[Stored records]
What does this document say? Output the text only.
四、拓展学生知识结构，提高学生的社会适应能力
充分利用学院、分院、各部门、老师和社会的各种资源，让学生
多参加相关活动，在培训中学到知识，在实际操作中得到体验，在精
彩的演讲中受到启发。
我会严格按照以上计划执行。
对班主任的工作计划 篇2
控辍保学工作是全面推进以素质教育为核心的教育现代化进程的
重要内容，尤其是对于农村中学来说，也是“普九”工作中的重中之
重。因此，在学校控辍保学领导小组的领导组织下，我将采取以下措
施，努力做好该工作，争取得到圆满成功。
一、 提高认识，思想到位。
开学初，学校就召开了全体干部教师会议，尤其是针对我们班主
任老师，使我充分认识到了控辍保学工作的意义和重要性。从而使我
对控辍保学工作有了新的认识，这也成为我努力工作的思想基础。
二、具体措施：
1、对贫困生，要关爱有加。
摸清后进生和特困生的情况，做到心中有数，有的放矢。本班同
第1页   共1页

* _REQUEST_:
Transcribe the entire listing above precisely.

* _CORRECT RESULT_:
What does this document say? Output the text only.
四、拓展学生知识结构，提高学生的社会适应能力
充分利用学院、分院、各部门、老师和社会的各种资源，让学生
多参加相关活动，在培训中学到知识，在实际操作中得到体验，在精
彩的演讲中受到启发。
我会严格按照以上计划执行。
对班主任的工作计划 篇2
控辍保学工作是全面推进以素质教育为核心的教育现代化进程的
重要内容，尤其是对于农村中学来说，也是“普九”工作中的重中之
重。因此，在学校控辍保学领导小组的领导组织下，我将采取以下措
施，努力做好该工作，争取得到圆满成功。
一、 提高认识，思想到位。
开学初，学校就召开了全体干部教师会议，尤其是针对我们班主
任老师，使我充分认识到了控辍保学工作的意义和重要性。从而使我
对控辍保学工作有了新的认识，这也成为我努力工作的思想基础。
二、具体措施：
1、对贫困生，要关爱有加。
摸清后进生和特困生的情况，做到心中有数，有的放矢。本班同
第1页   共1页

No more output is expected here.